Work instructions: Leaving out the pictures, please retype each record exactly.

Figure collection entries:

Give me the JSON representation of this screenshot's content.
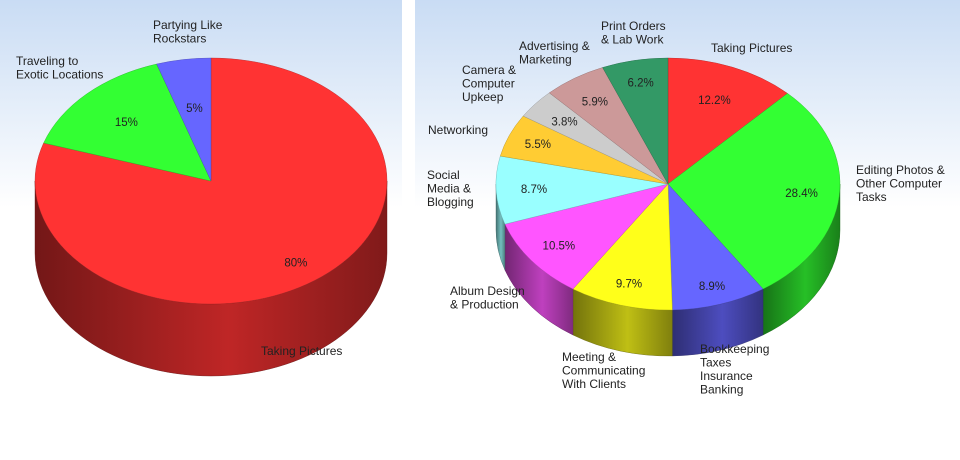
{
  "chart_data": [
    {
      "type": "pie",
      "categories": [
        "Taking Pictures",
        "Traveling to Exotic Locations",
        "Partying Like Rockstars"
      ],
      "values": [
        80,
        15,
        5
      ],
      "value_labels": [
        "80%",
        "15%",
        "5%"
      ],
      "label_lines": [
        [
          "Taking Pictures"
        ],
        [
          "Traveling to",
          "Exotic Locations"
        ],
        [
          "Partying Like",
          "Rockstars"
        ]
      ],
      "colors": [
        "#ff3333",
        "#33ff33",
        "#6666ff"
      ],
      "title": "",
      "legend": "none"
    },
    {
      "type": "pie",
      "categories": [
        "Taking Pictures",
        "Editing Photos & Other Computer Tasks",
        "Bookkeeping Taxes Insurance Banking",
        "Meeting & Communicating With Clients",
        "Album Design & Production",
        "Social Media & Blogging",
        "Networking",
        "Camera & Computer Upkeep",
        "Advertising & Marketing",
        "Print Orders & Lab Work"
      ],
      "values": [
        12.2,
        28.4,
        8.9,
        9.7,
        10.5,
        8.7,
        5.5,
        3.8,
        5.9,
        6.2
      ],
      "value_labels": [
        "12.2%",
        "28.4%",
        "8.9%",
        "9.7%",
        "10.5%",
        "8.7%",
        "5.5%",
        "3.8%",
        "5.9%",
        "6.2%"
      ],
      "label_lines": [
        [
          "Taking Pictures"
        ],
        [
          "Editing Photos &",
          "Other Computer",
          "Tasks"
        ],
        [
          "Bookkeeping",
          "Taxes",
          "Insurance",
          "Banking"
        ],
        [
          "Meeting &",
          "Communicating",
          "With Clients"
        ],
        [
          "Album Design",
          "& Production"
        ],
        [
          "Social",
          "Media &",
          "Blogging"
        ],
        [
          "Networking"
        ],
        [
          "Camera &",
          "Computer",
          "Upkeep"
        ],
        [
          "Advertising &",
          "Marketing"
        ],
        [
          "Print Orders",
          "& Lab Work"
        ]
      ],
      "colors": [
        "#ff3333",
        "#33ff33",
        "#6666ff",
        "#ffff1a",
        "#ff55ff",
        "#99ffff",
        "#ffcc33",
        "#cccccc",
        "#cc9999",
        "#339966"
      ],
      "title": "",
      "legend": "none"
    }
  ]
}
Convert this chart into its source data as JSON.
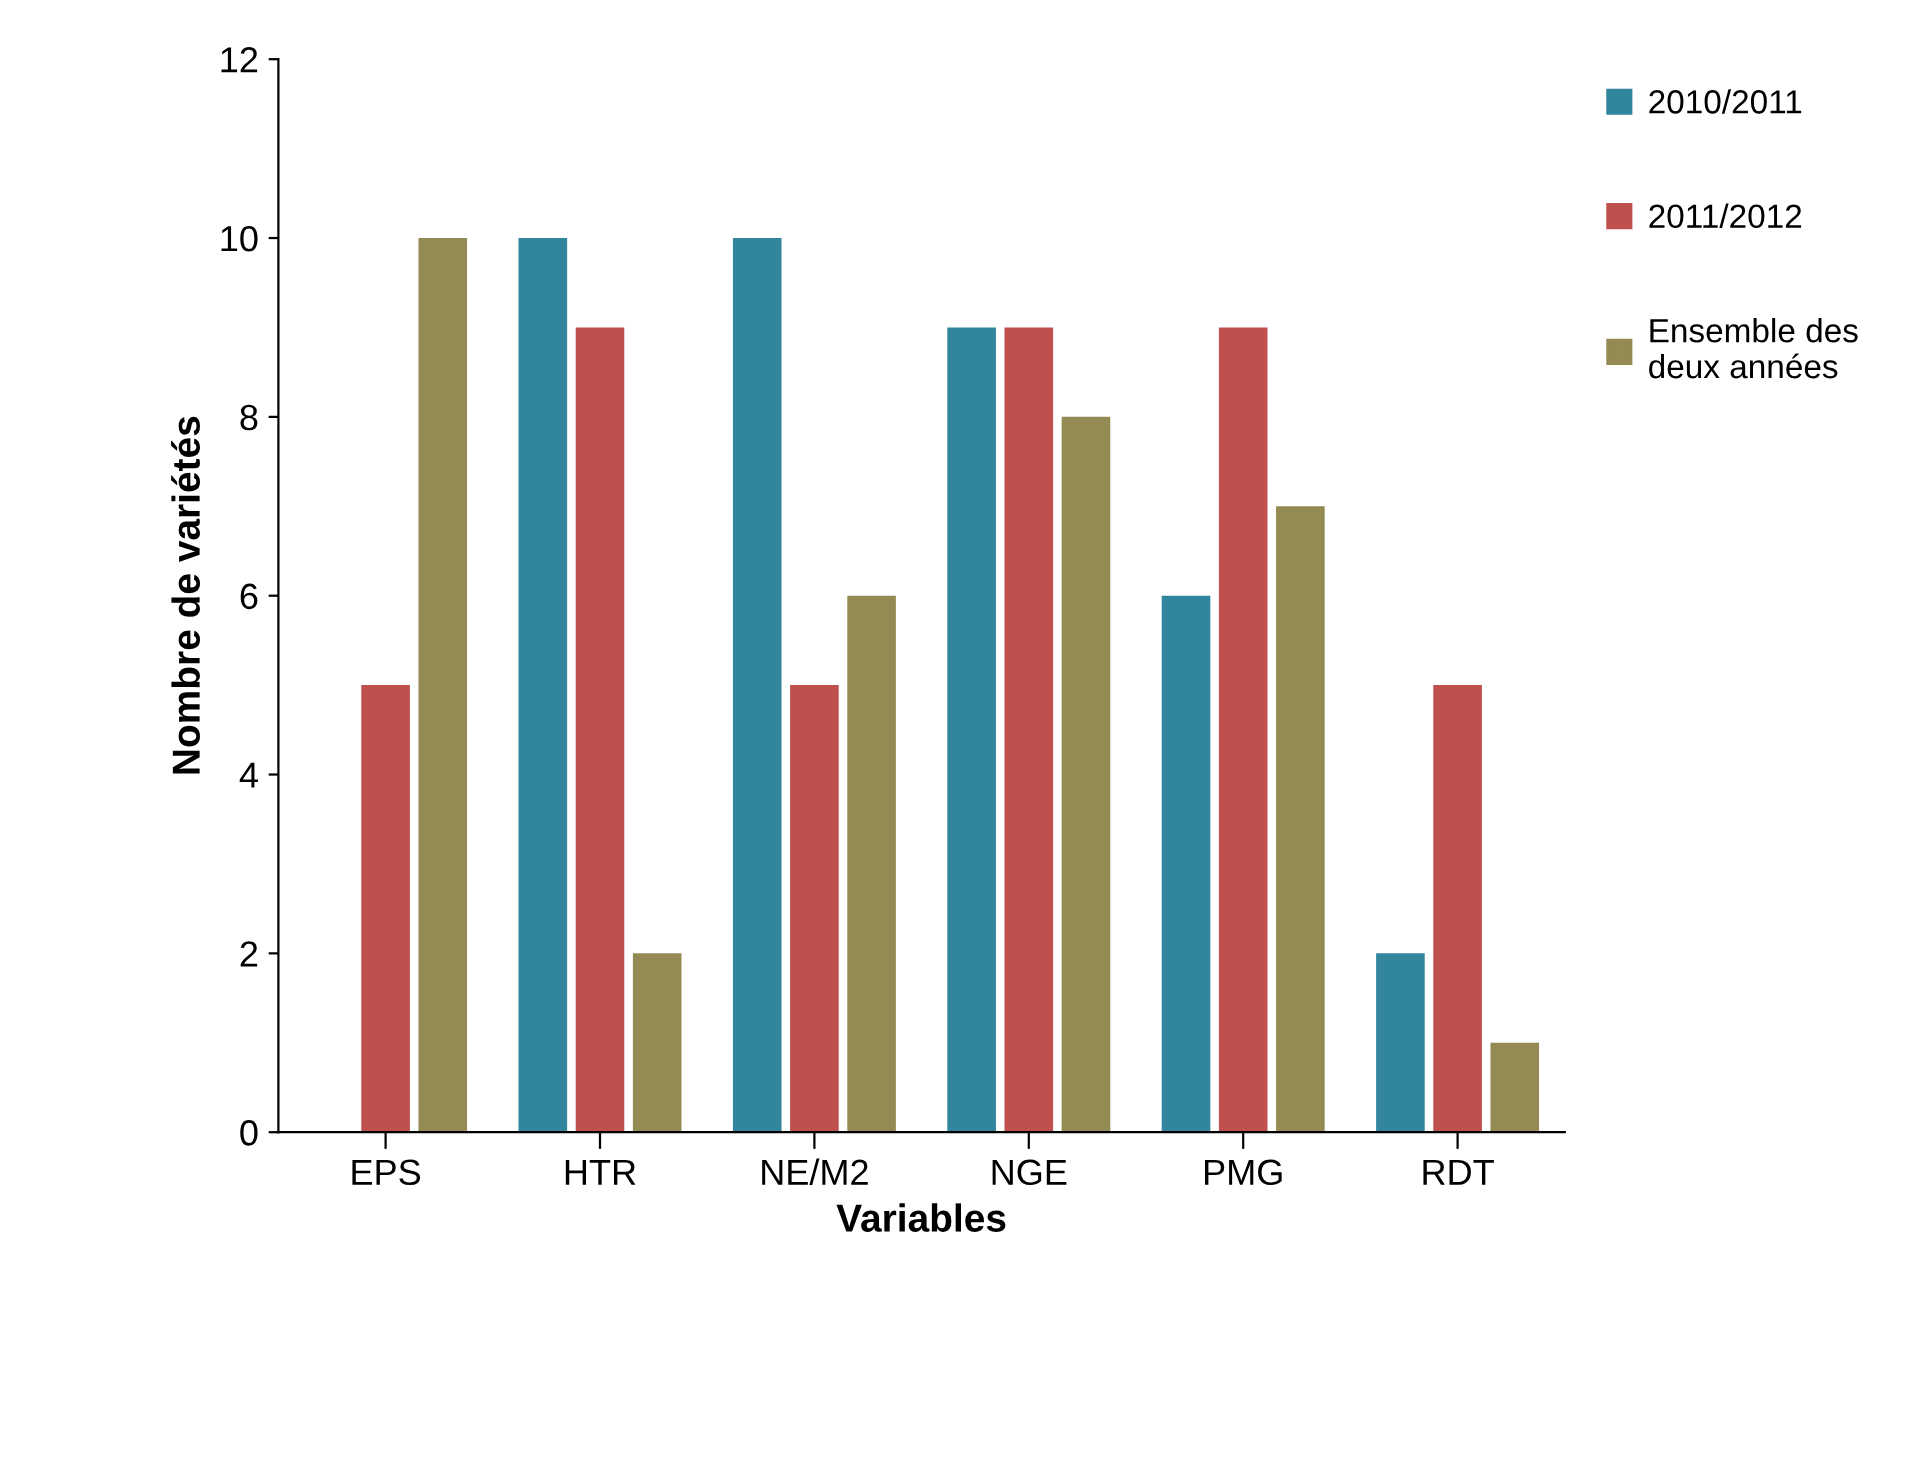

Task output:
Give me the JSON representation of this screenshot's content.
{
  "chart_data": [
    {
      "type": "pie",
      "categories": [
        "Taking Pictures",
        "Traveling to Exotic Locations",
        "Partying Like Rockstars"
      ],
      "values": [
        80,
        15,
        5
      ],
      "value_labels": [
        "80%",
        "15%",
        "5%"
      ],
      "label_lines": [
        [
          "Taking Pictures"
        ],
        [
          "Traveling to",
          "Exotic Locations"
        ],
        [
          "Partying Like",
          "Rockstars"
        ]
      ],
      "colors": [
        "#ff3333",
        "#33ff33",
        "#6666ff"
      ],
      "title": "",
      "legend": "none"
    },
    {
      "type": "pie",
      "categories": [
        "Taking Pictures",
        "Editing Photos & Other Computer Tasks",
        "Bookkeeping Taxes Insurance Banking",
        "Meeting & Communicating With Clients",
        "Album Design & Production",
        "Social Media & Blogging",
        "Networking",
        "Camera & Computer Upkeep",
        "Advertising & Marketing",
        "Print Orders & Lab Work"
      ],
      "values": [
        12.2,
        28.4,
        8.9,
        9.7,
        10.5,
        8.7,
        5.5,
        3.8,
        5.9,
        6.2
      ],
      "value_labels": [
        "12.2%",
        "28.4%",
        "8.9%",
        "9.7%",
        "10.5%",
        "8.7%",
        "5.5%",
        "3.8%",
        "5.9%",
        "6.2%"
      ],
      "label_lines": [
        [
          "Taking Pictures"
        ],
        [
          "Editing Photos &",
          "Other Computer",
          "Tasks"
        ],
        [
          "Bookkeeping",
          "Taxes",
          "Insurance",
          "Banking"
        ],
        [
          "Meeting &",
          "Communicating",
          "With Clients"
        ],
        [
          "Album Design",
          "& Production"
        ],
        [
          "Social",
          "Media &",
          "Blogging"
        ],
        [
          "Networking"
        ],
        [
          "Camera &",
          "Computer",
          "Upkeep"
        ],
        [
          "Advertising &",
          "Marketing"
        ],
        [
          "Print Orders",
          "& Lab Work"
        ]
      ],
      "colors": [
        "#ff3333",
        "#33ff33",
        "#6666ff",
        "#ffff1a",
        "#ff55ff",
        "#99ffff",
        "#ffcc33",
        "#cccccc",
        "#cc9999",
        "#339966"
      ],
      "title": "",
      "legend": "none"
    }
  ]
}
Convert this chart into its source data as JSON.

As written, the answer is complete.